## BEGIN DATASET RECORDS

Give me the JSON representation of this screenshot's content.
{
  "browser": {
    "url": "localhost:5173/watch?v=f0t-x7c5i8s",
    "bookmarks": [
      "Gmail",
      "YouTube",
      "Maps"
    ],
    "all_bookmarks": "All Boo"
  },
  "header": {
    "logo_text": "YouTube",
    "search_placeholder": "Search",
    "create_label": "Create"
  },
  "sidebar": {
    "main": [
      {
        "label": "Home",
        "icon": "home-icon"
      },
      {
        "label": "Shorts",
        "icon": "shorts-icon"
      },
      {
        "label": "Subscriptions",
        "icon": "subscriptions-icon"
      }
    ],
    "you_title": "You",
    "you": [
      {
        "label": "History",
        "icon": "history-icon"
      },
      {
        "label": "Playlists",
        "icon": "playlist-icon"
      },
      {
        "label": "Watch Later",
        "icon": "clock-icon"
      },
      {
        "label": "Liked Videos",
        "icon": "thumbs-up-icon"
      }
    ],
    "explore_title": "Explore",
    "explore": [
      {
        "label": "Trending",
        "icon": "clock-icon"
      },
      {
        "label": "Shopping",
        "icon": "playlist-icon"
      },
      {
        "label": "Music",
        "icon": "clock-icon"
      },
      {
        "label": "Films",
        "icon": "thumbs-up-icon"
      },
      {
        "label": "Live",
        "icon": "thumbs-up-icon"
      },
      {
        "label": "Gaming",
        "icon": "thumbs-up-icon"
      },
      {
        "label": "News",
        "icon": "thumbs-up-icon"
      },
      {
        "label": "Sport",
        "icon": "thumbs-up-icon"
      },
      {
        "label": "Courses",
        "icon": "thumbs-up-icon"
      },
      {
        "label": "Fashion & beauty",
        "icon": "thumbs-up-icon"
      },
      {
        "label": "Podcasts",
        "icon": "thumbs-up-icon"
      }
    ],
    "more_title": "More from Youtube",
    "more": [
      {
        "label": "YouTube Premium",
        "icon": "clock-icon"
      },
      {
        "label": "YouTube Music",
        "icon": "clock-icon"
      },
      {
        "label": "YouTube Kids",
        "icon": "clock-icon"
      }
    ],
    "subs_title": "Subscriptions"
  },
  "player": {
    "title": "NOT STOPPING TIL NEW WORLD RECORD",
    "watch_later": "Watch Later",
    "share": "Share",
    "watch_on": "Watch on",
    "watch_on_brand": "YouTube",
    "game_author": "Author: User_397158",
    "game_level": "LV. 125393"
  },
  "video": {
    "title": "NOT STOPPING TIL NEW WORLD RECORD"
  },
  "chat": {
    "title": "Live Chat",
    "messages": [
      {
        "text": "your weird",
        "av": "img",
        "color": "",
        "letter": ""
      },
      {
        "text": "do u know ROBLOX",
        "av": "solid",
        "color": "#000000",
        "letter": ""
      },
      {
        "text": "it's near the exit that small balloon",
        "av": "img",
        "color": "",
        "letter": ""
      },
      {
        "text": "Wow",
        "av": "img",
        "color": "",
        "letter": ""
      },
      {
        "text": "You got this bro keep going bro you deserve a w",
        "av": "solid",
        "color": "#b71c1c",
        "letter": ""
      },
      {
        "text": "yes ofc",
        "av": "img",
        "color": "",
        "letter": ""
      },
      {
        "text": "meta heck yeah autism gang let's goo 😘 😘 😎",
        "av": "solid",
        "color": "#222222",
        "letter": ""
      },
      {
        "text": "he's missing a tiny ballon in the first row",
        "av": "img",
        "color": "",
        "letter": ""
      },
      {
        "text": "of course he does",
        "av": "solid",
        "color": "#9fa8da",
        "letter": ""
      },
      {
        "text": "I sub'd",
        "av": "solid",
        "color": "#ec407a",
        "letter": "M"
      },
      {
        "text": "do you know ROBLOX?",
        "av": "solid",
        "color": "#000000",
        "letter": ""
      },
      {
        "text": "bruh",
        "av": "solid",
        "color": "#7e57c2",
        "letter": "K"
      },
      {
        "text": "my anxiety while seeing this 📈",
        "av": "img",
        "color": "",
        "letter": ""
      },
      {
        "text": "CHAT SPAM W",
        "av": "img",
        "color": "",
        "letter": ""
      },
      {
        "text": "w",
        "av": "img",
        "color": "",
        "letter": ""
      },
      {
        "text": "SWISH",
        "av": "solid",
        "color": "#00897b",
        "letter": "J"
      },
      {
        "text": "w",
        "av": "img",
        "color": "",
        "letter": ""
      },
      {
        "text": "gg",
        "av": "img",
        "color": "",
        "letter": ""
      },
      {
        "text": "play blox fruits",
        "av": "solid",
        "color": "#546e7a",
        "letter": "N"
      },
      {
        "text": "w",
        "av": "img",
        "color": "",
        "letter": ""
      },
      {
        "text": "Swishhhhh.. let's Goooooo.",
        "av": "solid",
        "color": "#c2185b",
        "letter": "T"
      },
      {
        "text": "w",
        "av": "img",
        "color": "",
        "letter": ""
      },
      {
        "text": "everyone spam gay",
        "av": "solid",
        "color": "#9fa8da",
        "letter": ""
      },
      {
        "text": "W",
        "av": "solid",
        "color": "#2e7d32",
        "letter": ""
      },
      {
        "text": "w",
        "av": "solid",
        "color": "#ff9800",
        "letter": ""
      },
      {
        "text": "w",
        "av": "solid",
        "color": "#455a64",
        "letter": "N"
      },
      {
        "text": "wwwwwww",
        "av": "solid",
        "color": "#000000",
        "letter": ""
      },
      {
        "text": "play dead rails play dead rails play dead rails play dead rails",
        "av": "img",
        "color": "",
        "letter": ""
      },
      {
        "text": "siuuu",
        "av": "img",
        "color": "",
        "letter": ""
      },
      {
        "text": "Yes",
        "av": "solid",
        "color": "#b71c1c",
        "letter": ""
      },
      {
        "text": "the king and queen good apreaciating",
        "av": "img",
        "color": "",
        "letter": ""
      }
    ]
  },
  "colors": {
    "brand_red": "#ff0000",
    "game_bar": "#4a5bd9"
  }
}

## END DATASET RECORDS

_WHAT THE TASK ASKS_
The records above should be restated word for word, please.

_COMPLETE OUTPUT_
Give me the JSON representation of this screenshot's content.
{
  "browser": {
    "url": "localhost:5173/watch?v=f0t-x7c5i8s",
    "bookmarks": [
      "Gmail",
      "YouTube",
      "Maps"
    ],
    "all_bookmarks": "All Boo"
  },
  "header": {
    "logo_text": "YouTube",
    "search_placeholder": "Search",
    "create_label": "Create"
  },
  "sidebar": {
    "main": [
      {
        "label": "Home",
        "icon": "home-icon"
      },
      {
        "label": "Shorts",
        "icon": "shorts-icon"
      },
      {
        "label": "Subscriptions",
        "icon": "subscriptions-icon"
      }
    ],
    "you_title": "You",
    "you": [
      {
        "label": "History",
        "icon": "history-icon"
      },
      {
        "label": "Playlists",
        "icon": "playlist-icon"
      },
      {
        "label": "Watch Later",
        "icon": "clock-icon"
      },
      {
        "label": "Liked Videos",
        "icon": "thumbs-up-icon"
      }
    ],
    "explore_title": "Explore",
    "explore": [
      {
        "label": "Trending",
        "icon": "clock-icon"
      },
      {
        "label": "Shopping",
        "icon": "playlist-icon"
      },
      {
        "label": "Music",
        "icon": "clock-icon"
      },
      {
        "label": "Films",
        "icon": "thumbs-up-icon"
      },
      {
        "label": "Live",
        "icon": "thumbs-up-icon"
      },
      {
        "label": "Gaming",
        "icon": "thumbs-up-icon"
      },
      {
        "label": "News",
        "icon": "thumbs-up-icon"
      },
      {
        "label": "Sport",
        "icon": "thumbs-up-icon"
      },
      {
        "label": "Courses",
        "icon": "thumbs-up-icon"
      },
      {
        "label": "Fashion & beauty",
        "icon": "thumbs-up-icon"
      },
      {
        "label": "Podcasts",
        "icon": "thumbs-up-icon"
      }
    ],
    "more_title": "More from Youtube",
    "more": [
      {
        "label": "YouTube Premium",
        "icon": "clock-icon"
      },
      {
        "label": "YouTube Music",
        "icon": "clock-icon"
      },
      {
        "label": "YouTube Kids",
        "icon": "clock-icon"
      }
    ],
    "subs_title": "Subscriptions"
  },
  "player": {
    "title": "NOT STOPPING TIL NEW WORLD RECORD",
    "watch_later": "Watch Later",
    "share": "Share",
    "watch_on": "Watch on",
    "watch_on_brand": "YouTube",
    "game_author": "Author: User_397158",
    "game_level": "LV. 125393"
  },
  "video": {
    "title": "NOT STOPPING TIL NEW WORLD RECORD"
  },
  "chat": {
    "title": "Live Chat",
    "messages": [
      {
        "text": "your weird",
        "av": "img",
        "color": "",
        "letter": ""
      },
      {
        "text": "do u know ROBLOX",
        "av": "solid",
        "color": "#000000",
        "letter": ""
      },
      {
        "text": "it's near the exit that small balloon",
        "av": "img",
        "color": "",
        "letter": ""
      },
      {
        "text": "Wow",
        "av": "img",
        "color": "",
        "letter": ""
      },
      {
        "text": "You got this bro keep going bro you deserve a w",
        "av": "solid",
        "color": "#b71c1c",
        "letter": ""
      },
      {
        "text": "yes ofc",
        "av": "img",
        "color": "",
        "letter": ""
      },
      {
        "text": "meta heck yeah autism gang let's goo 😘 😘 😎",
        "av": "solid",
        "color": "#222222",
        "letter": ""
      },
      {
        "text": "he's missing a tiny ballon in the first row",
        "av": "img",
        "color": "",
        "letter": ""
      },
      {
        "text": "of course he does",
        "av": "solid",
        "color": "#9fa8da",
        "letter": ""
      },
      {
        "text": "I sub'd",
        "av": "solid",
        "color": "#ec407a",
        "letter": "M"
      },
      {
        "text": "do you know ROBLOX?",
        "av": "solid",
        "color": "#000000",
        "letter": ""
      },
      {
        "text": "bruh",
        "av": "solid",
        "color": "#7e57c2",
        "letter": "K"
      },
      {
        "text": "my anxiety while seeing this 📈",
        "av": "img",
        "color": "",
        "letter": ""
      },
      {
        "text": "CHAT SPAM W",
        "av": "img",
        "color": "",
        "letter": ""
      },
      {
        "text": "w",
        "av": "img",
        "color": "",
        "letter": ""
      },
      {
        "text": "SWISH",
        "av": "solid",
        "color": "#00897b",
        "letter": "J"
      },
      {
        "text": "w",
        "av": "img",
        "color": "",
        "letter": ""
      },
      {
        "text": "gg",
        "av": "img",
        "color": "",
        "letter": ""
      },
      {
        "text": "play blox fruits",
        "av": "solid",
        "color": "#546e7a",
        "letter": "N"
      },
      {
        "text": "w",
        "av": "img",
        "color": "",
        "letter": ""
      },
      {
        "text": "Swishhhhh.. let's Goooooo.",
        "av": "solid",
        "color": "#c2185b",
        "letter": "T"
      },
      {
        "text": "w",
        "av": "img",
        "color": "",
        "letter": ""
      },
      {
        "text": "everyone spam gay",
        "av": "solid",
        "color": "#9fa8da",
        "letter": ""
      },
      {
        "text": "W",
        "av": "solid",
        "color": "#2e7d32",
        "letter": ""
      },
      {
        "text": "w",
        "av": "solid",
        "color": "#ff9800",
        "letter": ""
      },
      {
        "text": "w",
        "av": "solid",
        "color": "#455a64",
        "letter": "N"
      },
      {
        "text": "wwwwwww",
        "av": "solid",
        "color": "#000000",
        "letter": ""
      },
      {
        "text": "play dead rails play dead rails play dead rails play dead rails",
        "av": "img",
        "color": "",
        "letter": ""
      },
      {
        "text": "siuuu",
        "av": "img",
        "color": "",
        "letter": ""
      },
      {
        "text": "Yes",
        "av": "solid",
        "color": "#b71c1c",
        "letter": ""
      },
      {
        "text": "the king and queen good apreaciating",
        "av": "img",
        "color": "",
        "letter": ""
      }
    ]
  },
  "colors": {
    "brand_red": "#ff0000",
    "game_bar": "#4a5bd9"
  }
}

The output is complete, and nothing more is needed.